▶ AIM OF THE TASK: Output each line exactly as it appears, skipping any embedded picture.

[Dataset records on visual material]
* * * *
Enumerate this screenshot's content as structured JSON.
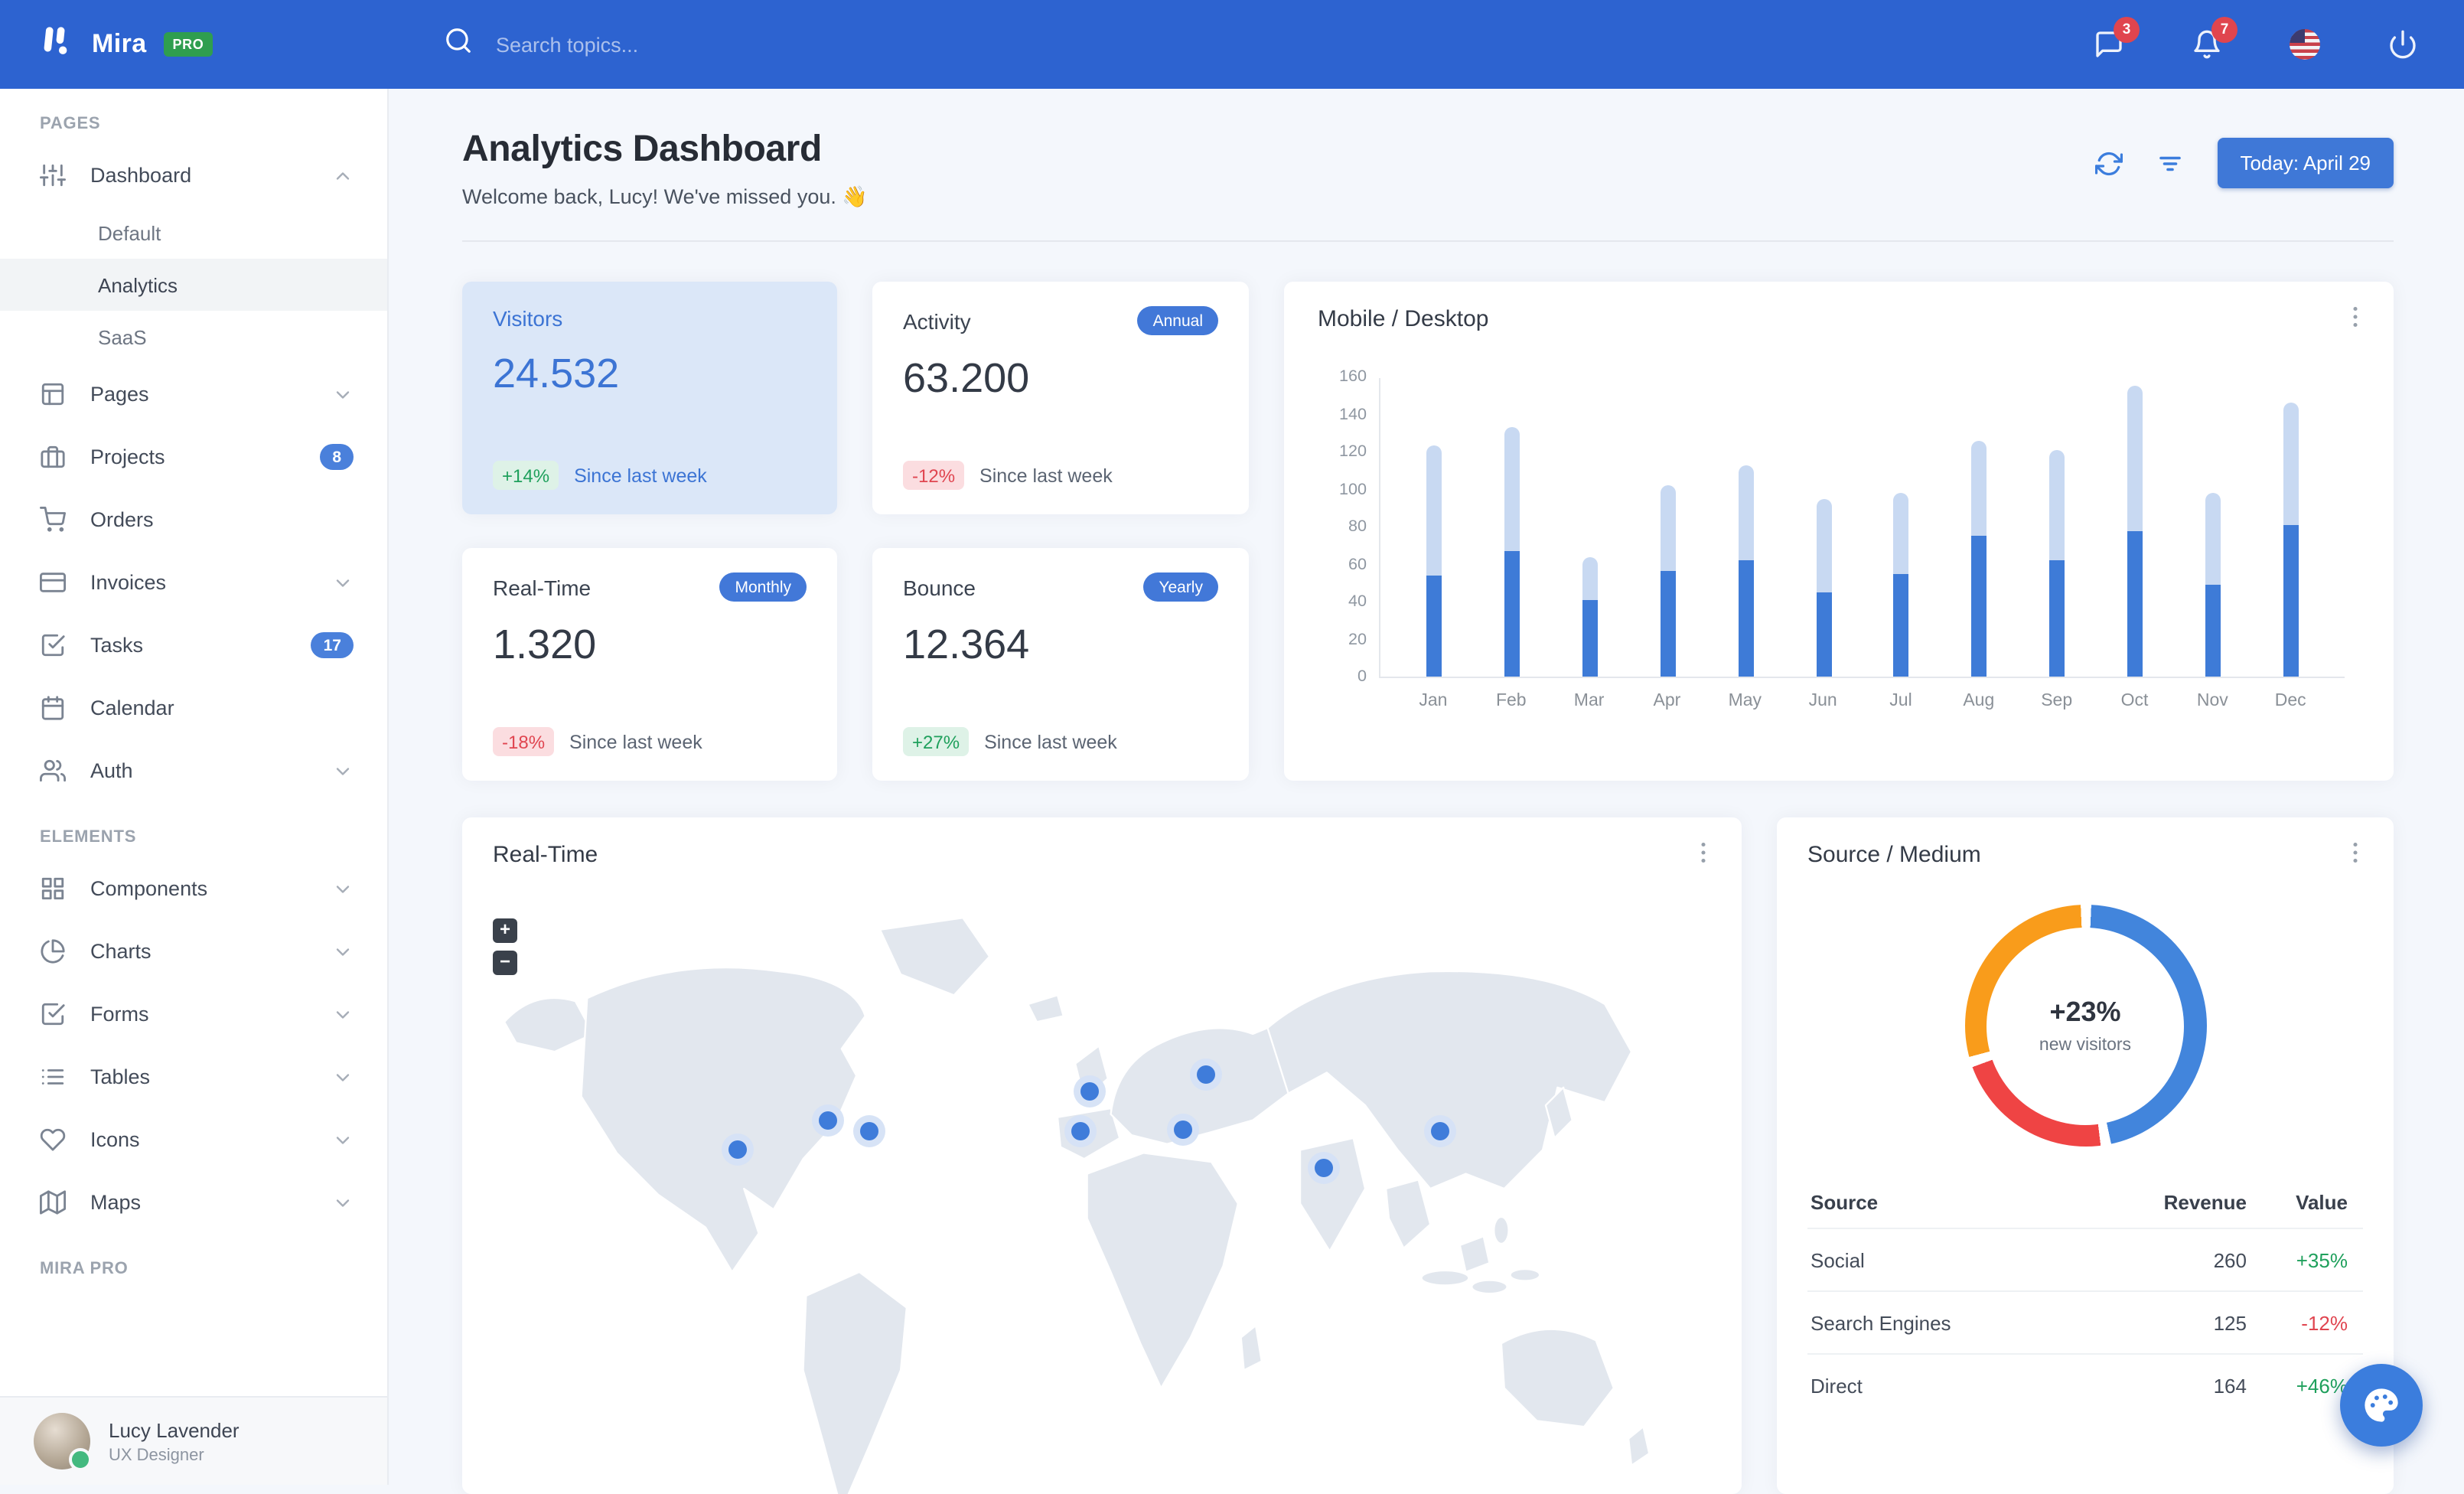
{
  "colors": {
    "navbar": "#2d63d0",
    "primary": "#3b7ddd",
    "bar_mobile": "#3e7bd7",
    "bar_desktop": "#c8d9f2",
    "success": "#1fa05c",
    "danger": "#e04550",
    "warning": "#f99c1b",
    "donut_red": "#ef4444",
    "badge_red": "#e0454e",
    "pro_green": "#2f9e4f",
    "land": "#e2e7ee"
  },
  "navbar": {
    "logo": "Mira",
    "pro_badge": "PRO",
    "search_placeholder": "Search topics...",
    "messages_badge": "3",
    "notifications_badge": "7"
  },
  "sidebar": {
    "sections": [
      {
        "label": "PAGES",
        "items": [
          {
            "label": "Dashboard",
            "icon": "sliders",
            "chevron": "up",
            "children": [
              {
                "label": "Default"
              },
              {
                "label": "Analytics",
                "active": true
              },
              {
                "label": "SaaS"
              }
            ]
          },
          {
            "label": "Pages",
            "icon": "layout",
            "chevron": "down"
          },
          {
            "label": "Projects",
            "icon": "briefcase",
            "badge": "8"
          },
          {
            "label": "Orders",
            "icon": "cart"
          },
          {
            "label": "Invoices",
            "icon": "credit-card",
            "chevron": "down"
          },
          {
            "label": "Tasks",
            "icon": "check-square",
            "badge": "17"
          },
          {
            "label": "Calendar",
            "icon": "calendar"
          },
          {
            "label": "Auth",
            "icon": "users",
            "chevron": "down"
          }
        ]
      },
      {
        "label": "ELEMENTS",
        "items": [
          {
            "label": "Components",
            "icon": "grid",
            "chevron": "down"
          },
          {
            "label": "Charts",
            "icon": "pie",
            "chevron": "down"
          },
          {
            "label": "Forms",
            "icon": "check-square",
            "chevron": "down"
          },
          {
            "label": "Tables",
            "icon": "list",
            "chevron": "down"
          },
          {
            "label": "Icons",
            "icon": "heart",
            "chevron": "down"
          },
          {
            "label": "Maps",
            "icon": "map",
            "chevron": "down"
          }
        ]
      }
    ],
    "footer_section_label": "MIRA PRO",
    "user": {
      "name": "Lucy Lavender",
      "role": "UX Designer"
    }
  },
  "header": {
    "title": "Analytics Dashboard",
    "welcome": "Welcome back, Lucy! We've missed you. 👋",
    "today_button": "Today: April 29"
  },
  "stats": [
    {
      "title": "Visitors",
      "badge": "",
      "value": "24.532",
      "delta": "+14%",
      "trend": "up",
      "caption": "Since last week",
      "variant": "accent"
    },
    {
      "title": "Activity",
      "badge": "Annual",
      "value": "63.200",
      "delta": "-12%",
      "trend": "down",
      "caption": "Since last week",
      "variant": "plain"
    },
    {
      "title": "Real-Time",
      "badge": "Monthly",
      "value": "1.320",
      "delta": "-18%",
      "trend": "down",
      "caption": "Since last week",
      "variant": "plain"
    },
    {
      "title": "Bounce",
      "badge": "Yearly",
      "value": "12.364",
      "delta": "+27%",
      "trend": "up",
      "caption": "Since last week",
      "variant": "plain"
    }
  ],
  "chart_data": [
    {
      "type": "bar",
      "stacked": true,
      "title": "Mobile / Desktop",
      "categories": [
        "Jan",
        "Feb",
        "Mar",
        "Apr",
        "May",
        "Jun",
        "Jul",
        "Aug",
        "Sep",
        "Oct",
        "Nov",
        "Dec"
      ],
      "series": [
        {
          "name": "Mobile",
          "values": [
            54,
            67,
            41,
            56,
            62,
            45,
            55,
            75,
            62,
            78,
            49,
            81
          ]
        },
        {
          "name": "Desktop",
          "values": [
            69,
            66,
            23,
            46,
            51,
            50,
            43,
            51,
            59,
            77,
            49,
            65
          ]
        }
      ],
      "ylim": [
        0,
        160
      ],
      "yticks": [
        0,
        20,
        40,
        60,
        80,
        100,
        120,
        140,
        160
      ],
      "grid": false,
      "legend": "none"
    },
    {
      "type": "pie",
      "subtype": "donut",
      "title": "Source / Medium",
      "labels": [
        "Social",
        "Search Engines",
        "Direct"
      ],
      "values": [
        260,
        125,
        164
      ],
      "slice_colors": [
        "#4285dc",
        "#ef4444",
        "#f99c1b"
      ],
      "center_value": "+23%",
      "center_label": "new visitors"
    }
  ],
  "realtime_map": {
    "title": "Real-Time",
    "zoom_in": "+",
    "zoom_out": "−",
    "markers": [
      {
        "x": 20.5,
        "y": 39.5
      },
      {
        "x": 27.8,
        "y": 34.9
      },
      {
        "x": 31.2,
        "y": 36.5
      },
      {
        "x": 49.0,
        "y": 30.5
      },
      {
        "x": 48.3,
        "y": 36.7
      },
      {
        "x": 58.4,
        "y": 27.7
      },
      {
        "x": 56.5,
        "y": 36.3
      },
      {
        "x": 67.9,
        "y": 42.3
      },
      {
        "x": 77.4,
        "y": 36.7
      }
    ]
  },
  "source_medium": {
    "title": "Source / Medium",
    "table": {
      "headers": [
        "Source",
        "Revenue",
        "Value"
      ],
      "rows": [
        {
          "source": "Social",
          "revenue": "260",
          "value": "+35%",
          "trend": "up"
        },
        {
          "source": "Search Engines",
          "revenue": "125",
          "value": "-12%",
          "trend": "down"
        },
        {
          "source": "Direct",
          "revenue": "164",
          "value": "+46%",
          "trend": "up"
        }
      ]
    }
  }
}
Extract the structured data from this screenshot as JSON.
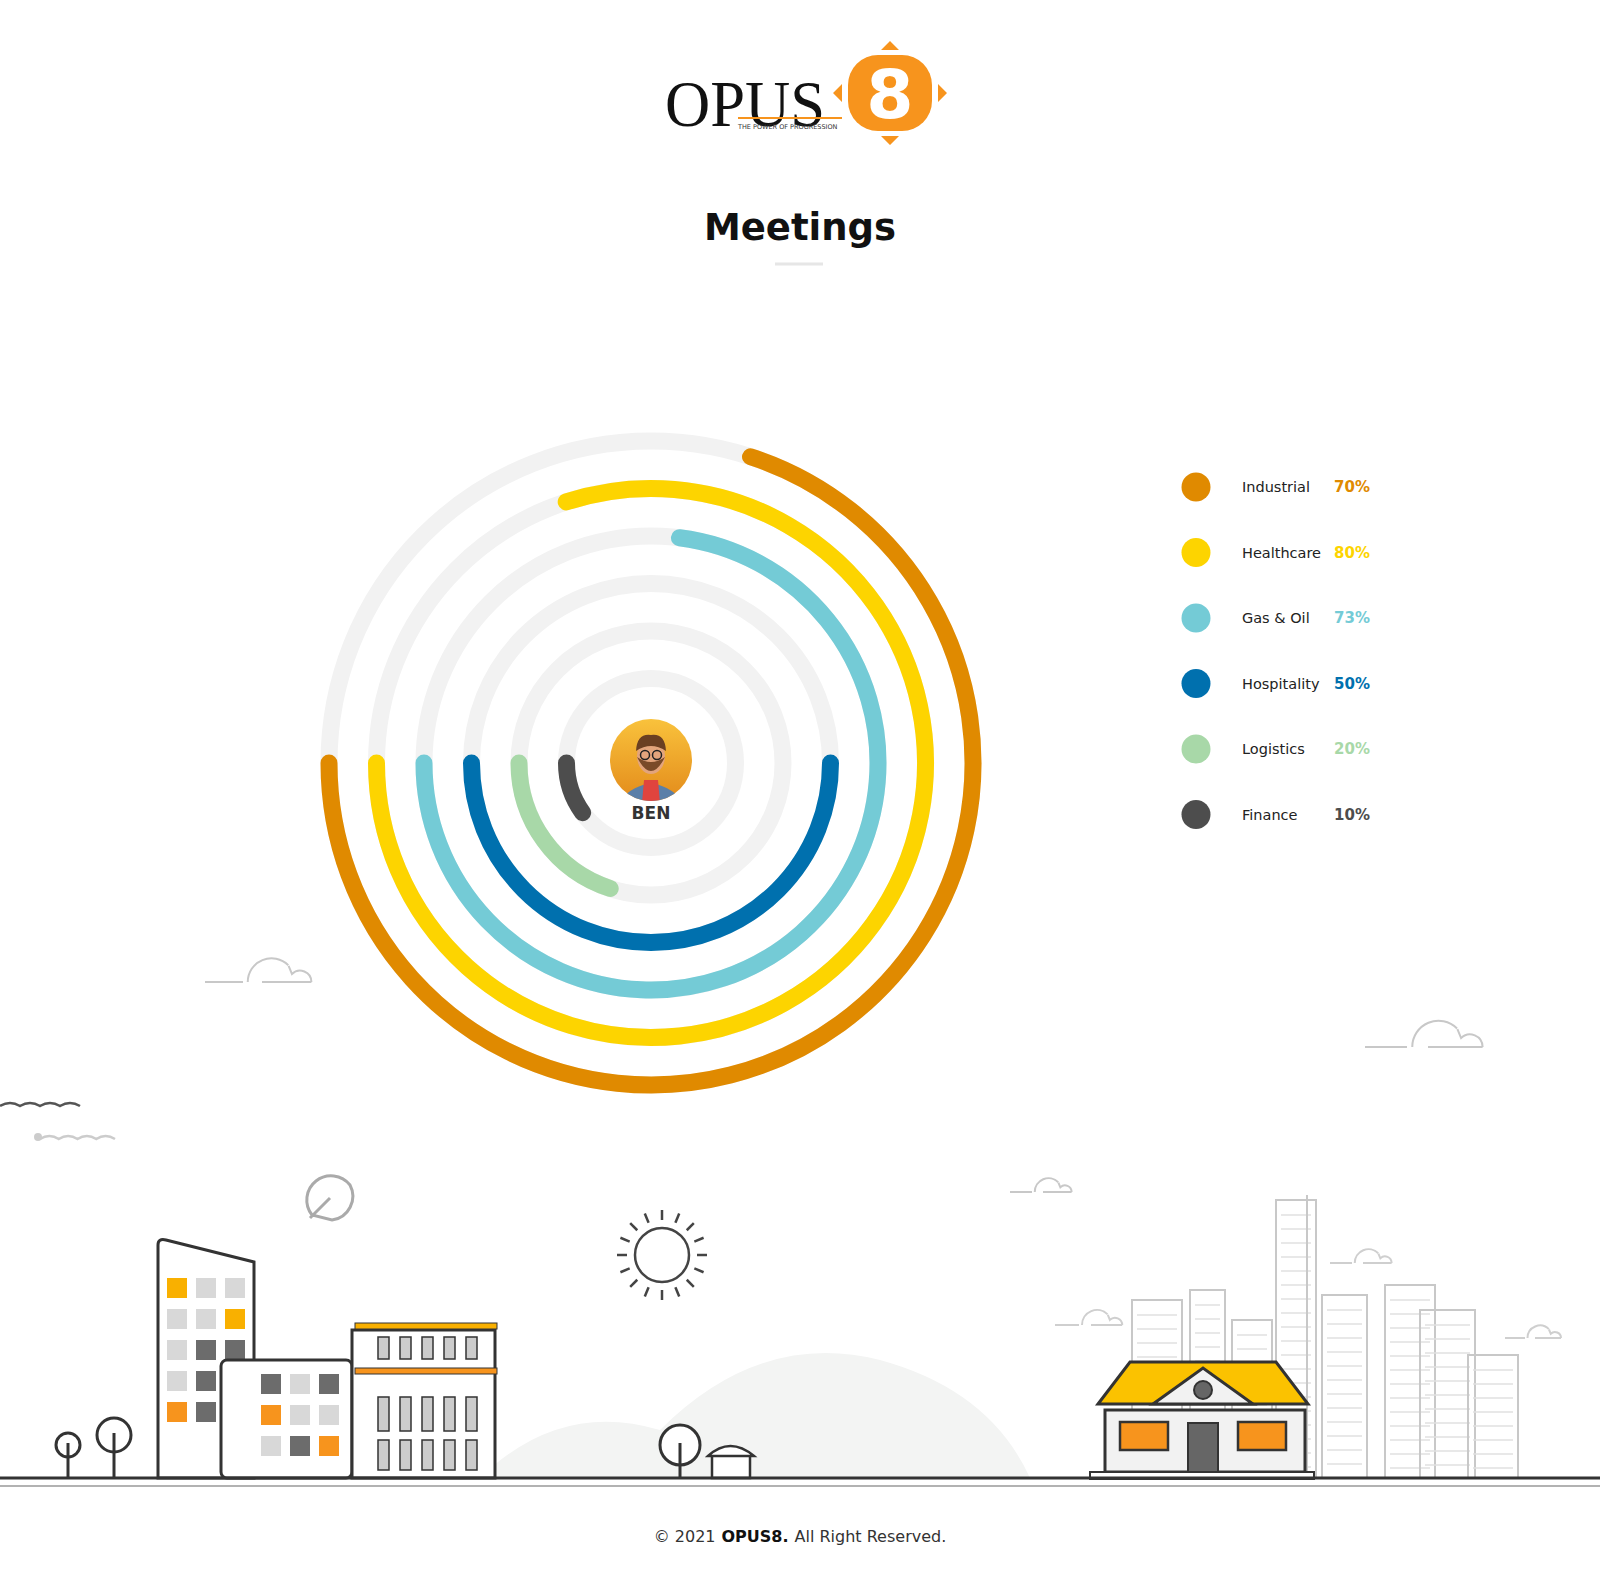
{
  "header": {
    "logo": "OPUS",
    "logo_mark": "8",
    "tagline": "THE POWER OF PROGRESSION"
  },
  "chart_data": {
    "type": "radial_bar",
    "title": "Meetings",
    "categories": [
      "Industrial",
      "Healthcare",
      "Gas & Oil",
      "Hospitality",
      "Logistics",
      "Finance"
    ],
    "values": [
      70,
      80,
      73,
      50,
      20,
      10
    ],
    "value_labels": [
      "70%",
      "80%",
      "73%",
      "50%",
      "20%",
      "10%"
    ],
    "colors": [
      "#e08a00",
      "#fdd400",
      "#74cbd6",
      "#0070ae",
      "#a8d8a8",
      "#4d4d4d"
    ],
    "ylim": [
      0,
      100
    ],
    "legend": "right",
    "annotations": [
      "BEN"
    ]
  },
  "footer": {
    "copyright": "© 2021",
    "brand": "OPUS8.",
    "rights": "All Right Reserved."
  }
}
* * * *
▶ THE COMPLETED TASK:
Enumerate this screenshot's content as structured JSON.
{
  "colors": {
    "navbar": "#2d63d0",
    "primary": "#3b7ddd",
    "bar_mobile": "#3e7bd7",
    "bar_desktop": "#c8d9f2",
    "success": "#1fa05c",
    "danger": "#e04550",
    "warning": "#f99c1b",
    "donut_red": "#ef4444",
    "badge_red": "#e0454e",
    "pro_green": "#2f9e4f",
    "land": "#e2e7ee"
  },
  "navbar": {
    "logo": "Mira",
    "pro_badge": "PRO",
    "search_placeholder": "Search topics...",
    "messages_badge": "3",
    "notifications_badge": "7"
  },
  "sidebar": {
    "sections": [
      {
        "label": "PAGES",
        "items": [
          {
            "label": "Dashboard",
            "icon": "sliders",
            "chevron": "up",
            "children": [
              {
                "label": "Default"
              },
              {
                "label": "Analytics",
                "active": true
              },
              {
                "label": "SaaS"
              }
            ]
          },
          {
            "label": "Pages",
            "icon": "layout",
            "chevron": "down"
          },
          {
            "label": "Projects",
            "icon": "briefcase",
            "badge": "8"
          },
          {
            "label": "Orders",
            "icon": "cart"
          },
          {
            "label": "Invoices",
            "icon": "credit-card",
            "chevron": "down"
          },
          {
            "label": "Tasks",
            "icon": "check-square",
            "badge": "17"
          },
          {
            "label": "Calendar",
            "icon": "calendar"
          },
          {
            "label": "Auth",
            "icon": "users",
            "chevron": "down"
          }
        ]
      },
      {
        "label": "ELEMENTS",
        "items": [
          {
            "label": "Components",
            "icon": "grid",
            "chevron": "down"
          },
          {
            "label": "Charts",
            "icon": "pie",
            "chevron": "down"
          },
          {
            "label": "Forms",
            "icon": "check-square",
            "chevron": "down"
          },
          {
            "label": "Tables",
            "icon": "list",
            "chevron": "down"
          },
          {
            "label": "Icons",
            "icon": "heart",
            "chevron": "down"
          },
          {
            "label": "Maps",
            "icon": "map",
            "chevron": "down"
          }
        ]
      }
    ],
    "footer_section_label": "MIRA PRO",
    "user": {
      "name": "Lucy Lavender",
      "role": "UX Designer"
    }
  },
  "header": {
    "title": "Analytics Dashboard",
    "welcome": "Welcome back, Lucy! We've missed you. 👋",
    "today_button": "Today: April 29"
  },
  "stats": [
    {
      "title": "Visitors",
      "badge": "",
      "value": "24.532",
      "delta": "+14%",
      "trend": "up",
      "caption": "Since last week",
      "variant": "accent"
    },
    {
      "title": "Activity",
      "badge": "Annual",
      "value": "63.200",
      "delta": "-12%",
      "trend": "down",
      "caption": "Since last week",
      "variant": "plain"
    },
    {
      "title": "Real-Time",
      "badge": "Monthly",
      "value": "1.320",
      "delta": "-18%",
      "trend": "down",
      "caption": "Since last week",
      "variant": "plain"
    },
    {
      "title": "Bounce",
      "badge": "Yearly",
      "value": "12.364",
      "delta": "+27%",
      "trend": "up",
      "caption": "Since last week",
      "variant": "plain"
    }
  ],
  "chart_data": [
    {
      "type": "bar",
      "stacked": true,
      "title": "Mobile / Desktop",
      "categories": [
        "Jan",
        "Feb",
        "Mar",
        "Apr",
        "May",
        "Jun",
        "Jul",
        "Aug",
        "Sep",
        "Oct",
        "Nov",
        "Dec"
      ],
      "series": [
        {
          "name": "Mobile",
          "values": [
            54,
            67,
            41,
            56,
            62,
            45,
            55,
            75,
            62,
            78,
            49,
            81
          ]
        },
        {
          "name": "Desktop",
          "values": [
            69,
            66,
            23,
            46,
            51,
            50,
            43,
            51,
            59,
            77,
            49,
            65
          ]
        }
      ],
      "ylim": [
        0,
        160
      ],
      "yticks": [
        0,
        20,
        40,
        60,
        80,
        100,
        120,
        140,
        160
      ],
      "grid": false,
      "legend": "none"
    },
    {
      "type": "pie",
      "subtype": "donut",
      "title": "Source / Medium",
      "labels": [
        "Social",
        "Search Engines",
        "Direct"
      ],
      "values": [
        260,
        125,
        164
      ],
      "slice_colors": [
        "#4285dc",
        "#ef4444",
        "#f99c1b"
      ],
      "center_value": "+23%",
      "center_label": "new visitors"
    }
  ],
  "realtime_map": {
    "title": "Real-Time",
    "zoom_in": "+",
    "zoom_out": "−",
    "markers": [
      {
        "x": 20.5,
        "y": 39.5
      },
      {
        "x": 27.8,
        "y": 34.9
      },
      {
        "x": 31.2,
        "y": 36.5
      },
      {
        "x": 49.0,
        "y": 30.5
      },
      {
        "x": 48.3,
        "y": 36.7
      },
      {
        "x": 58.4,
        "y": 27.7
      },
      {
        "x": 56.5,
        "y": 36.3
      },
      {
        "x": 67.9,
        "y": 42.3
      },
      {
        "x": 77.4,
        "y": 36.7
      }
    ]
  },
  "source_medium": {
    "title": "Source / Medium",
    "table": {
      "headers": [
        "Source",
        "Revenue",
        "Value"
      ],
      "rows": [
        {
          "source": "Social",
          "revenue": "260",
          "value": "+35%",
          "trend": "up"
        },
        {
          "source": "Search Engines",
          "revenue": "125",
          "value": "-12%",
          "trend": "down"
        },
        {
          "source": "Direct",
          "revenue": "164",
          "value": "+46%",
          "trend": "up"
        }
      ]
    }
  }
}
Extract the structured data from this screenshot as JSON.
{
  "header": {
    "logo": "OPUS",
    "logo_mark": "8",
    "tagline": "THE POWER OF PROGRESSION"
  },
  "chart_data": {
    "type": "radial_bar",
    "title": "Meetings",
    "categories": [
      "Industrial",
      "Healthcare",
      "Gas & Oil",
      "Hospitality",
      "Logistics",
      "Finance"
    ],
    "values": [
      70,
      80,
      73,
      50,
      20,
      10
    ],
    "value_labels": [
      "70%",
      "80%",
      "73%",
      "50%",
      "20%",
      "10%"
    ],
    "colors": [
      "#e08a00",
      "#fdd400",
      "#74cbd6",
      "#0070ae",
      "#a8d8a8",
      "#4d4d4d"
    ],
    "ylim": [
      0,
      100
    ],
    "legend": "right",
    "annotations": [
      "BEN"
    ]
  },
  "footer": {
    "copyright": "© 2021",
    "brand": "OPUS8.",
    "rights": "All Right Reserved."
  }
}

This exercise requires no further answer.